(Data entries)

════════════════

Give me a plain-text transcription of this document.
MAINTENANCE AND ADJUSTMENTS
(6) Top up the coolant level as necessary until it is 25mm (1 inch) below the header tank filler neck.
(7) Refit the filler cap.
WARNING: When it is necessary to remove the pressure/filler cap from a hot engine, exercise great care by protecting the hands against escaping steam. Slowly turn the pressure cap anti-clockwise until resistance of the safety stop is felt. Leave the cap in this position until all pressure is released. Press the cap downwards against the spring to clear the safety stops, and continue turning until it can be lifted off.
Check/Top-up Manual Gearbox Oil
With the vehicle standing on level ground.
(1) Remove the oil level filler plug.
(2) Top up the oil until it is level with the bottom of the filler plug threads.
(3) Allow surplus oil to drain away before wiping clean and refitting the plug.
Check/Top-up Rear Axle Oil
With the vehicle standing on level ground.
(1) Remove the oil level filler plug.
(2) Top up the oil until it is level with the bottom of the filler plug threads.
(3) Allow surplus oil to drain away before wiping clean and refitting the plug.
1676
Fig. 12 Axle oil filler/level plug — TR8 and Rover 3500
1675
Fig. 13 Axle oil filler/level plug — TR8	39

════════════════

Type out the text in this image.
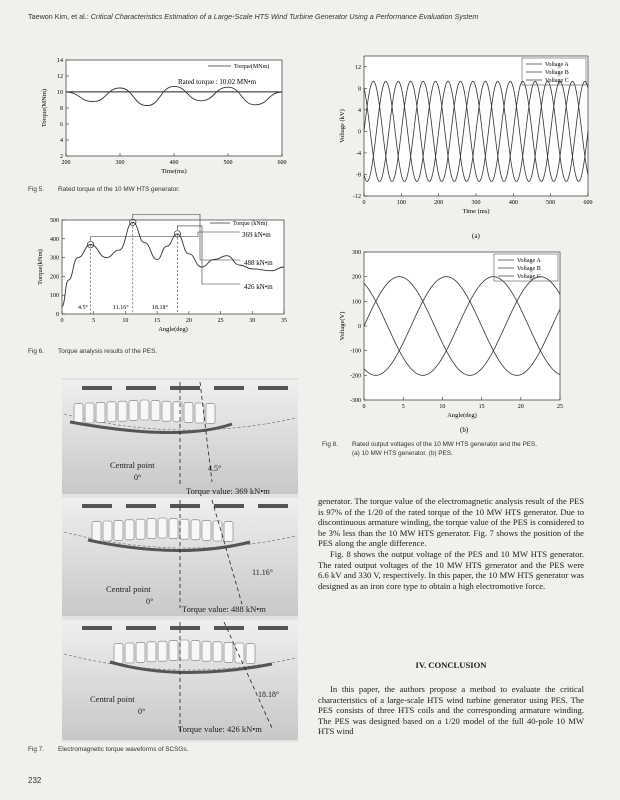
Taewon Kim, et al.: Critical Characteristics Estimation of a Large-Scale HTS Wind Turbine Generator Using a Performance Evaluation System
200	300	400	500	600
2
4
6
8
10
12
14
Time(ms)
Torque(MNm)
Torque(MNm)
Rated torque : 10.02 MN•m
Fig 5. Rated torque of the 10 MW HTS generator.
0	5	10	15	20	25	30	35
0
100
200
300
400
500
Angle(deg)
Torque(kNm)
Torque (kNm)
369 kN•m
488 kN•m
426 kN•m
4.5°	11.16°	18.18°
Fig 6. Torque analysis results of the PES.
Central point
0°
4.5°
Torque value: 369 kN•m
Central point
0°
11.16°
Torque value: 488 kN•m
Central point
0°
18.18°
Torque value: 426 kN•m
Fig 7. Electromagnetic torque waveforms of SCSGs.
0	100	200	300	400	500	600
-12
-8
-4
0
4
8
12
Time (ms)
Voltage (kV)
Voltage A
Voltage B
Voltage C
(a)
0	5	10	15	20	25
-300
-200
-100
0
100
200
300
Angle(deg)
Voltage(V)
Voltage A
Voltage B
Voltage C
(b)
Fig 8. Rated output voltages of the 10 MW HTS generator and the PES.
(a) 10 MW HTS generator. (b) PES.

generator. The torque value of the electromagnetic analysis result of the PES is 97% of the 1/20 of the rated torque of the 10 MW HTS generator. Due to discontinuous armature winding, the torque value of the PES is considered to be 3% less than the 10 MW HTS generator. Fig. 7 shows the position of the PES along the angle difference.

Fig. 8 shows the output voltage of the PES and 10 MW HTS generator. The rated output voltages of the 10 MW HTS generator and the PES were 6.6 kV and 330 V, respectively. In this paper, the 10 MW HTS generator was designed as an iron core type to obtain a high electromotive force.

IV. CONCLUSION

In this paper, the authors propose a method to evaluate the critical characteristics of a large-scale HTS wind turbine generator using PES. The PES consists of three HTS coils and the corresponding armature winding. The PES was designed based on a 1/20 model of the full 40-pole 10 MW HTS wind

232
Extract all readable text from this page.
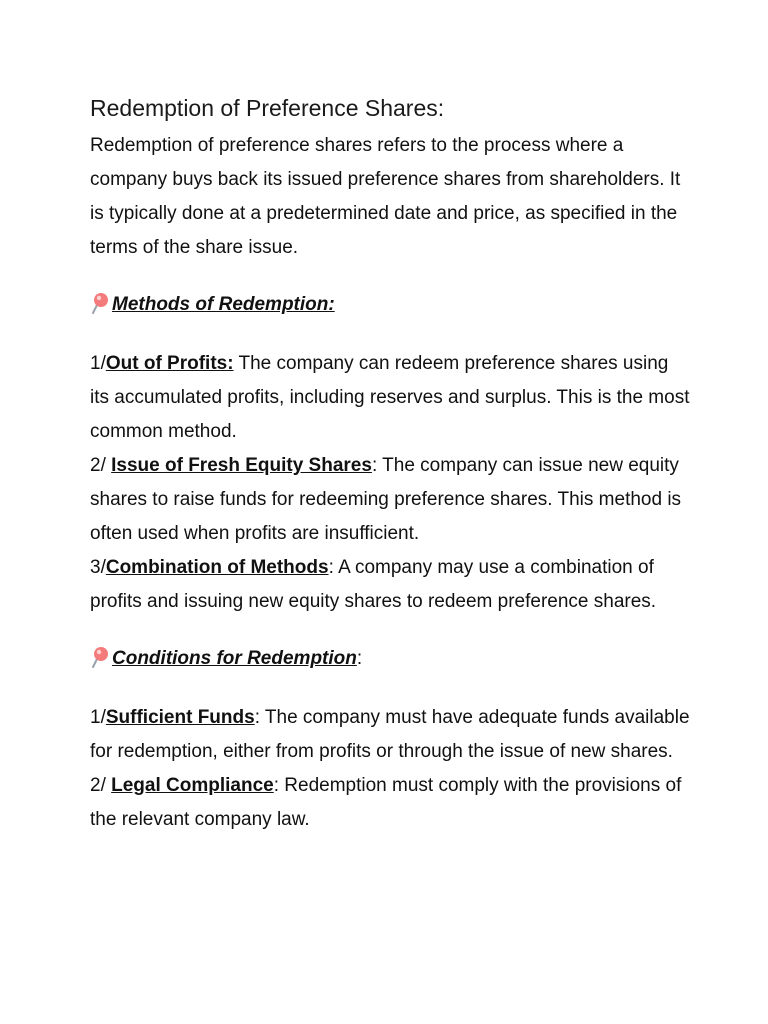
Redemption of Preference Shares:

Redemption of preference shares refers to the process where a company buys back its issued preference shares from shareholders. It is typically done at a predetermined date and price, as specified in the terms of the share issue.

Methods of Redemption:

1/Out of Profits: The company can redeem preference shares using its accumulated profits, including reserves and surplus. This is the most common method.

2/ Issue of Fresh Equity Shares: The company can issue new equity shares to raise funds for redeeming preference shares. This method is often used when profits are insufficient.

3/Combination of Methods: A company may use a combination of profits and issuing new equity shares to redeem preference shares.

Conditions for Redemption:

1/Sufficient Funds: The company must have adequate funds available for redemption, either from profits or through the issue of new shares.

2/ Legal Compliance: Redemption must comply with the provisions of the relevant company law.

════════════════

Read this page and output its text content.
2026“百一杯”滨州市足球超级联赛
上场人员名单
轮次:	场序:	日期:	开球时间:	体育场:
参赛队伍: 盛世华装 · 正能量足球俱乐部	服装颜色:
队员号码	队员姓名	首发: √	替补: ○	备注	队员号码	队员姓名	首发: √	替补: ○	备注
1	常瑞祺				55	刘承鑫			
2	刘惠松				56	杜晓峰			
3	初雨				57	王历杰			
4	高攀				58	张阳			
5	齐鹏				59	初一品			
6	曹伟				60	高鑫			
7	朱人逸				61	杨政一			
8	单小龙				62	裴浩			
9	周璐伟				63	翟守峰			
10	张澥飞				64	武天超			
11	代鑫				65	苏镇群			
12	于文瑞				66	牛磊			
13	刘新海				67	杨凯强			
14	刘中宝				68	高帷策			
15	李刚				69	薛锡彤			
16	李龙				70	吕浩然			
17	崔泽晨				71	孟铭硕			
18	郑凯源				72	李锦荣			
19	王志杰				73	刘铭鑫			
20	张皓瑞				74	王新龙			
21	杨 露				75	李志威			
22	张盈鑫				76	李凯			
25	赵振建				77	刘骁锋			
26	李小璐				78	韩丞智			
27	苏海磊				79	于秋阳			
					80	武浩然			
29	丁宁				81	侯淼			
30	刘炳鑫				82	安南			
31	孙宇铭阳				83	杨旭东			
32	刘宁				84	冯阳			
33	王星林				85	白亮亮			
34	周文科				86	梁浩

════════════════

Request> Report only the number of lines in the data above that contain "shows".

Reply to the exercise> 2